:: Task description ::
Every line that contains the word "Users" should be copied out.

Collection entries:
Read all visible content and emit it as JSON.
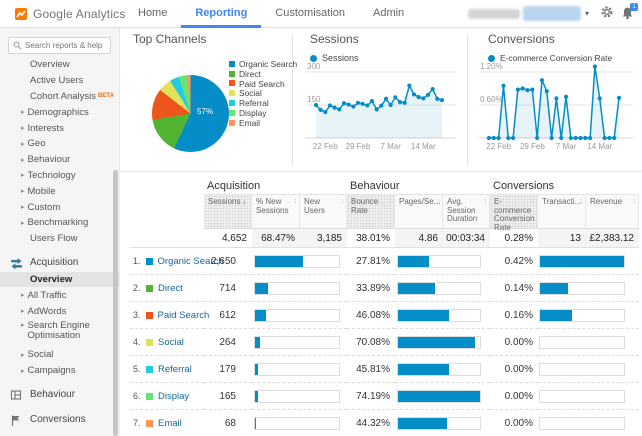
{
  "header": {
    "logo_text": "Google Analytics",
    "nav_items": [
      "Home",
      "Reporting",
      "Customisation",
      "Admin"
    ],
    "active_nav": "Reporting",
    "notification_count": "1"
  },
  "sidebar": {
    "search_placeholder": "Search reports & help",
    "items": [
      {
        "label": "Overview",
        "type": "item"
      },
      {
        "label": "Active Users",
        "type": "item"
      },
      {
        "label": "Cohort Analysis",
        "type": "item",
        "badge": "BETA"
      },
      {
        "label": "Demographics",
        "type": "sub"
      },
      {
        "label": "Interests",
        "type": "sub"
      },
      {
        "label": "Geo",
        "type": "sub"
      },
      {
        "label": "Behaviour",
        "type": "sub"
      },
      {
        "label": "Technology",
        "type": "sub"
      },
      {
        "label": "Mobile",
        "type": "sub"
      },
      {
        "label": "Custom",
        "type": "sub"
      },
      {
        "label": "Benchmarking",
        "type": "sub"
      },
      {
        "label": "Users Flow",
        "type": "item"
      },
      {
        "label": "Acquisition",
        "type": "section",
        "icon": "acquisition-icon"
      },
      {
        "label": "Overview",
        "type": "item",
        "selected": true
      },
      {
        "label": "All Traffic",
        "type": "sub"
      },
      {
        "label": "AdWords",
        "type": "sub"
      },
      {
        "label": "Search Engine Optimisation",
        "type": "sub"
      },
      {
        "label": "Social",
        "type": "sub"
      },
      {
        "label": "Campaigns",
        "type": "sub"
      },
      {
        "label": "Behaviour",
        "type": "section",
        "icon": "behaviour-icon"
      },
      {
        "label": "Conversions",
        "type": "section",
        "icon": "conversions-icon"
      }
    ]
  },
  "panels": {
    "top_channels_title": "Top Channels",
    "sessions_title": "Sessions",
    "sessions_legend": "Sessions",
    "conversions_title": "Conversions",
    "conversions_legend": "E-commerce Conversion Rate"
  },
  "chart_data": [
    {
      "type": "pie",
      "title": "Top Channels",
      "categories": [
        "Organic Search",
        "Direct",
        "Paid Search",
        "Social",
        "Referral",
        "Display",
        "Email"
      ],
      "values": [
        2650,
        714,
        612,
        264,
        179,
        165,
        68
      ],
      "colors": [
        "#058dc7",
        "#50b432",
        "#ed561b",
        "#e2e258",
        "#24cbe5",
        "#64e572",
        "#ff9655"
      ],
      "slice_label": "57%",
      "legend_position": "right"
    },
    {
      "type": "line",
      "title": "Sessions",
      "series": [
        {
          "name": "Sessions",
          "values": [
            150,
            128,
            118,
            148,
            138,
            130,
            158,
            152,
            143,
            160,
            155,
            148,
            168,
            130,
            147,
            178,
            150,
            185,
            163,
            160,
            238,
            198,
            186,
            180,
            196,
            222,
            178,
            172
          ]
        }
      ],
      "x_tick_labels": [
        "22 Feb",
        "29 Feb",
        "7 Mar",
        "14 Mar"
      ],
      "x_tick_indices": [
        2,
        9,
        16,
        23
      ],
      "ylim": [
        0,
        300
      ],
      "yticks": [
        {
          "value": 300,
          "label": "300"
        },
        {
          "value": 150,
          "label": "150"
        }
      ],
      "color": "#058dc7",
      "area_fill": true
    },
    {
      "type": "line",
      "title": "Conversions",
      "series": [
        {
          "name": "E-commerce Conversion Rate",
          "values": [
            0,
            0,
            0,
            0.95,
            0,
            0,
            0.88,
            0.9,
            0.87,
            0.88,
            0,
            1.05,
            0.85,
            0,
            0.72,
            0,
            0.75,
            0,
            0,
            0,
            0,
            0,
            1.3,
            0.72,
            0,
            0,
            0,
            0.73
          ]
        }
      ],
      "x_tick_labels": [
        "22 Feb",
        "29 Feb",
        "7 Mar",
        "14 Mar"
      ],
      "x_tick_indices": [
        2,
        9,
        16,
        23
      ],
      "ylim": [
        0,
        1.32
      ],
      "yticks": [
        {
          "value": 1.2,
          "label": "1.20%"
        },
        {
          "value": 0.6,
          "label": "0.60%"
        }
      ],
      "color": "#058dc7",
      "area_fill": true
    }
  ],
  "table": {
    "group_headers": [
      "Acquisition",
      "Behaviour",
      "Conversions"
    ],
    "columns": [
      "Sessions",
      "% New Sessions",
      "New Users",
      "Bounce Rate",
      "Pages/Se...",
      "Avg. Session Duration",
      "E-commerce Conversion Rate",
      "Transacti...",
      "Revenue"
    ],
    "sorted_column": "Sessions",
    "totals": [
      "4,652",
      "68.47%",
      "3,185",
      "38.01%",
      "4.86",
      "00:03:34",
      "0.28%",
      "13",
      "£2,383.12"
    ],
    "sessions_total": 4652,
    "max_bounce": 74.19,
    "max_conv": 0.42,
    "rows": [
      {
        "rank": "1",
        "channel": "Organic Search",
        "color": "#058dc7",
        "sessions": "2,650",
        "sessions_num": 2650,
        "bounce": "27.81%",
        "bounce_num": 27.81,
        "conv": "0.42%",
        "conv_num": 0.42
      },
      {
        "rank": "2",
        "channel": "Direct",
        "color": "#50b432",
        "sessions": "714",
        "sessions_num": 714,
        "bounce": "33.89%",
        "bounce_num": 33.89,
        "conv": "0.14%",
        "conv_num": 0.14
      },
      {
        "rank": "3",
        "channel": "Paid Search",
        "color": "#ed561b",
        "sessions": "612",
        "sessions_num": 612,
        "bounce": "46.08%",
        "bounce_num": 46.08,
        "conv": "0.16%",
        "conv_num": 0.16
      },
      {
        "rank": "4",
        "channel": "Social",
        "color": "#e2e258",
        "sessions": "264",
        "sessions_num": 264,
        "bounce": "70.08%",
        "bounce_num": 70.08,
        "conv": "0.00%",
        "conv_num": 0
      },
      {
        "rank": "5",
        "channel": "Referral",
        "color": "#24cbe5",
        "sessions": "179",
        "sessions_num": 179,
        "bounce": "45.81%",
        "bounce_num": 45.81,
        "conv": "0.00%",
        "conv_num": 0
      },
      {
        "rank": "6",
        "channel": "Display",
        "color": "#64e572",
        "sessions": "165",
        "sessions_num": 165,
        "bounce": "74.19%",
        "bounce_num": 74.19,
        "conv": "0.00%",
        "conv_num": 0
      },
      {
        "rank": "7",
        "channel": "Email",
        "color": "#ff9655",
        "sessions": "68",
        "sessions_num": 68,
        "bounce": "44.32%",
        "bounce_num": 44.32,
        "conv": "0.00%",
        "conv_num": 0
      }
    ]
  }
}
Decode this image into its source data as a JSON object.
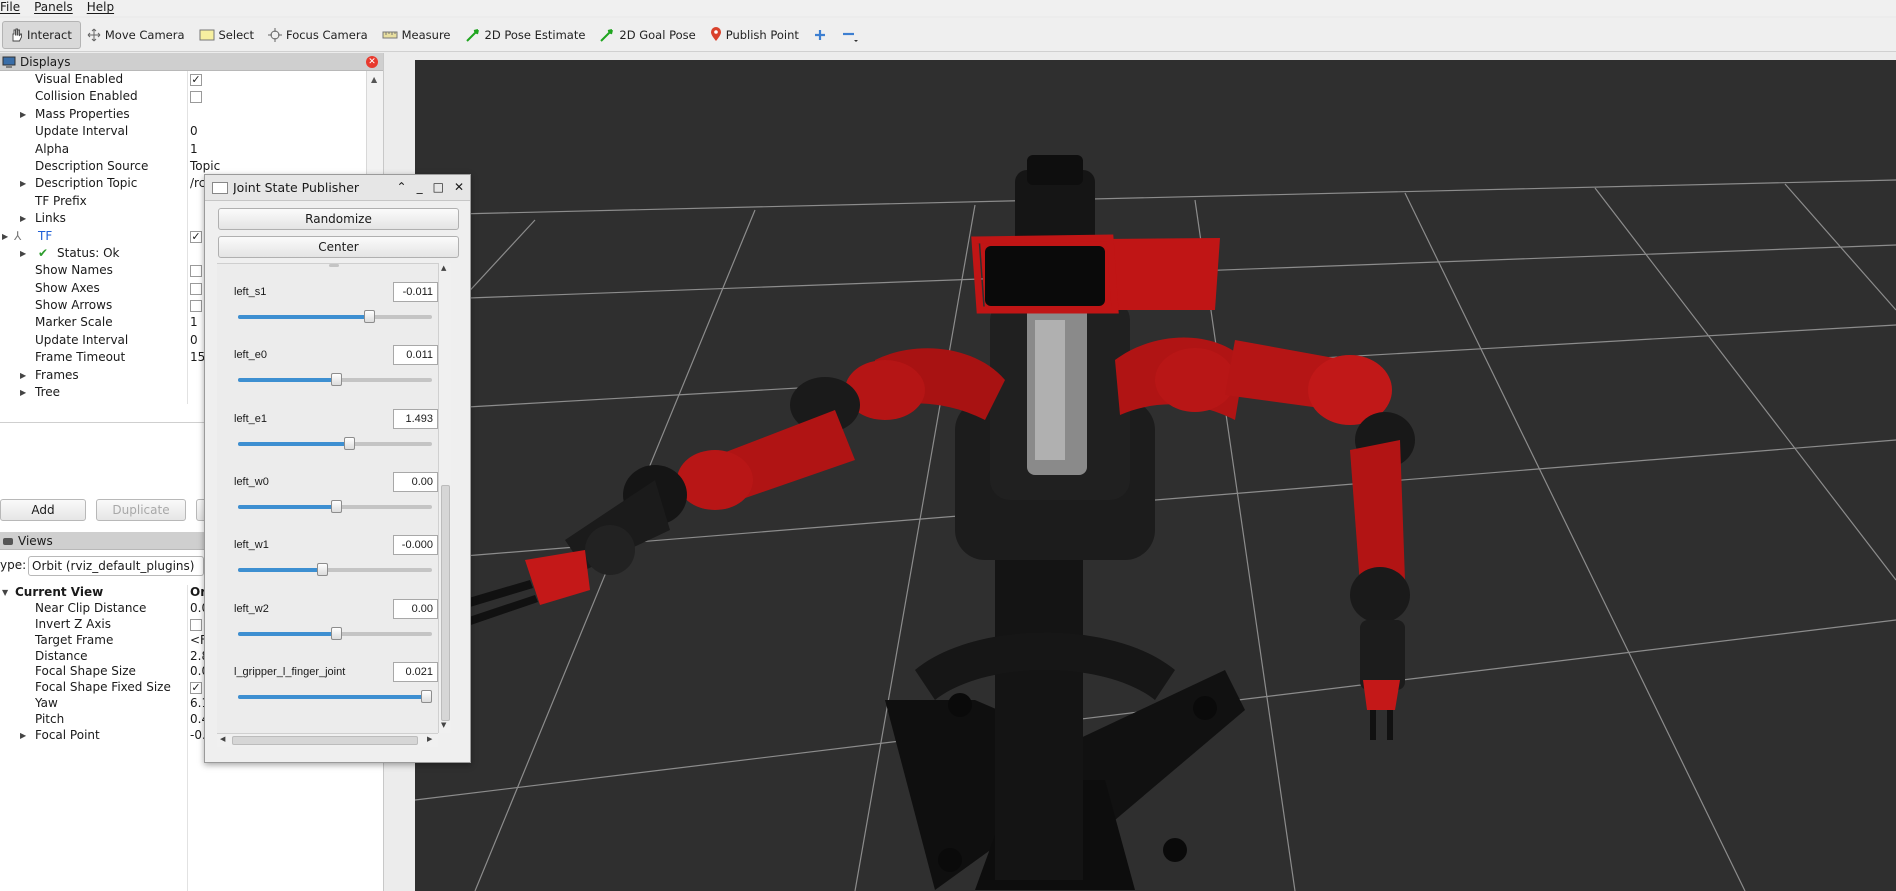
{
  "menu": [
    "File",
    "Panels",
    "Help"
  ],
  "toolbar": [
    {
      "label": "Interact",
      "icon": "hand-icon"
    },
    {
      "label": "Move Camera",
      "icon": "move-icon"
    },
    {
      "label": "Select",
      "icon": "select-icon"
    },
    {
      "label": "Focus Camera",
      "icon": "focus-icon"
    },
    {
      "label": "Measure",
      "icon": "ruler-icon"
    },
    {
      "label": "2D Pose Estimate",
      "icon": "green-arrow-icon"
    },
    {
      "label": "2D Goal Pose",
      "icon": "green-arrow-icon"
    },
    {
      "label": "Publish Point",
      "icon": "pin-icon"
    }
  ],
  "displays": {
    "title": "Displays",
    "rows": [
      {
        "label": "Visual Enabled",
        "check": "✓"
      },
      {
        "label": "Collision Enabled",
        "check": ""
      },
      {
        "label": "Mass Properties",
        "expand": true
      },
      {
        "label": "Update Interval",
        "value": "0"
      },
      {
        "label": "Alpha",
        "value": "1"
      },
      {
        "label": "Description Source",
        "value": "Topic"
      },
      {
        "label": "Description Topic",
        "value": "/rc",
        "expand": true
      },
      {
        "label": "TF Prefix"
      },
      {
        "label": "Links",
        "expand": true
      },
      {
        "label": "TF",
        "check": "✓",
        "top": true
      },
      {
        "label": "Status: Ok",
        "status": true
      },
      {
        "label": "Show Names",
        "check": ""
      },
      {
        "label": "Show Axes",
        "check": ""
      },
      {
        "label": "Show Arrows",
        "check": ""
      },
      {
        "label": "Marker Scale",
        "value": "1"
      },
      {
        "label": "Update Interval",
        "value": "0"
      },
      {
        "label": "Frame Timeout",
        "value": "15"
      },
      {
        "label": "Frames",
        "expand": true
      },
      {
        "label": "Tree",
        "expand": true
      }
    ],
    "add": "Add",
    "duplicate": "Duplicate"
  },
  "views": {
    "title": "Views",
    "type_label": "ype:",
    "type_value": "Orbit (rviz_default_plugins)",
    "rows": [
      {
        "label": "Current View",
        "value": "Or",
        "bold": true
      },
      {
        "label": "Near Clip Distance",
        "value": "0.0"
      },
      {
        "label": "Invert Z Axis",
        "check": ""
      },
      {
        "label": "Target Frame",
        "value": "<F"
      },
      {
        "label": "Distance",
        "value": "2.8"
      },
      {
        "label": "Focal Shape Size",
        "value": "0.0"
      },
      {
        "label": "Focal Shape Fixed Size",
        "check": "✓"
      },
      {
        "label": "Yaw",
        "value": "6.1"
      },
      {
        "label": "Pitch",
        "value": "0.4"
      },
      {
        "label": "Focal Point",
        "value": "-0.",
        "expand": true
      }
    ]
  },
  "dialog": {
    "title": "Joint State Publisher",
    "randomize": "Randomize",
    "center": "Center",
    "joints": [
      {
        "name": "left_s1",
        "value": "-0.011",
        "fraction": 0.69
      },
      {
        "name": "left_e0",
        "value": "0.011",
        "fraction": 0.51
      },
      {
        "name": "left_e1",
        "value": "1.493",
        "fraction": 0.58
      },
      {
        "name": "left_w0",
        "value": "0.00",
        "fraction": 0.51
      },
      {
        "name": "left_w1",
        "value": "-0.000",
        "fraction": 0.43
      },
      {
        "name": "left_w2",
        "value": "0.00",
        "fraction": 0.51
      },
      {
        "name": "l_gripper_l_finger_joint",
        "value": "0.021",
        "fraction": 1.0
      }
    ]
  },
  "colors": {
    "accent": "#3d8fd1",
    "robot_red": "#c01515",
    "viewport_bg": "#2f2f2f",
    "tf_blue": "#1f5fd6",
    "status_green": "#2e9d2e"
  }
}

:: Solution ::
        "label": "Active Users",
        "label": "Users Flow",
      "New Users",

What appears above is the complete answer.